Stored entries:

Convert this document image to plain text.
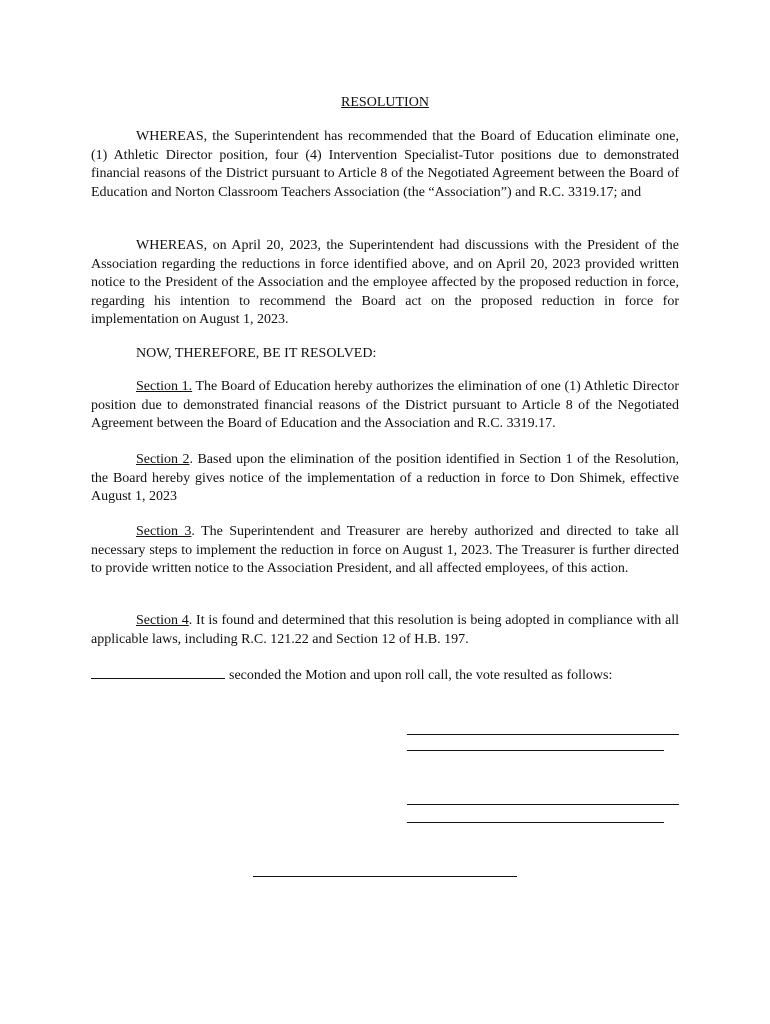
RESOLUTION

WHEREAS, the Superintendent has recommended that the Board of Education eliminate one, (1) Athletic Director position, four (4) Intervention Specialist-Tutor positions due to demonstrated financial reasons of the District pursuant to Article 8 of the Negotiated Agreement between the Board of Education and Norton Classroom Teachers Association (the “Association”) and R.C. 3319.17; and

WHEREAS, on April 20, 2023, the Superintendent had discussions with the President of the Association regarding the reductions in force identified above, and on April 20, 2023 provided written notice to the President of the Association and the employee affected by the proposed reduction in force, regarding his intention to recommend the Board act on the proposed reduction in force for implementation on August 1, 2023.

NOW, THEREFORE, BE IT RESOLVED:

Section 1. The Board of Education hereby authorizes the elimination of one (1) Athletic Director position due to demonstrated financial reasons of the District pursuant to Article 8 of the Negotiated Agreement between the Board of Education and the Association and R.C. 3319.17.

Section 2. Based upon the elimination of the position identified in Section 1 of the Resolution, the Board hereby gives notice of the implementation of a reduction in force to Don Shimek, effective August 1, 2023

Section 3. The Superintendent and Treasurer are hereby authorized and directed to take all necessary steps to implement the reduction in force on August 1, 2023. The Treasurer is further directed to provide written notice to the Association President, and all affected employees, of this action.

Section 4. It is found and determined that this resolution is being adopted in compliance with all applicable laws, including R.C. 121.22 and Section 12 of H.B. 197.

seconded the Motion and upon roll call, the vote resulted as follows:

> [To do]:
From the entries above, output every line exactly and omit any image.

> [Result]:
Convert this document image to plain text.
RESOLUTION

WHEREAS, the Superintendent has recommended that the Board of Education eliminate one, (1) Athletic Director position, four (4) Intervention Specialist-Tutor positions due to demonstrated financial reasons of the District pursuant to Article 8 of the Negotiated Agreement between the Board of Education and Norton Classroom Teachers Association (the “Association”) and R.C. 3319.17; and

WHEREAS, on April 20, 2023, the Superintendent had discussions with the President of the Association regarding the reductions in force identified above, and on April 20, 2023 provided written notice to the President of the Association and the employee affected by the proposed reduction in force, regarding his intention to recommend the Board act on the proposed reduction in force for implementation on August 1, 2023.

NOW, THEREFORE, BE IT RESOLVED:

Section 1. The Board of Education hereby authorizes the elimination of one (1) Athletic Director position due to demonstrated financial reasons of the District pursuant to Article 8 of the Negotiated Agreement between the Board of Education and the Association and R.C. 3319.17.

Section 2. Based upon the elimination of the position identified in Section 1 of the Resolution, the Board hereby gives notice of the implementation of a reduction in force to Don Shimek, effective August 1, 2023

Section 3. The Superintendent and Treasurer are hereby authorized and directed to take all necessary steps to implement the reduction in force on August 1, 2023. The Treasurer is further directed to provide written notice to the Association President, and all affected employees, of this action.

Section 4. It is found and determined that this resolution is being adopted in compliance with all applicable laws, including R.C. 121.22 and Section 12 of H.B. 197.

seconded the Motion and upon roll call, the vote resulted as follows:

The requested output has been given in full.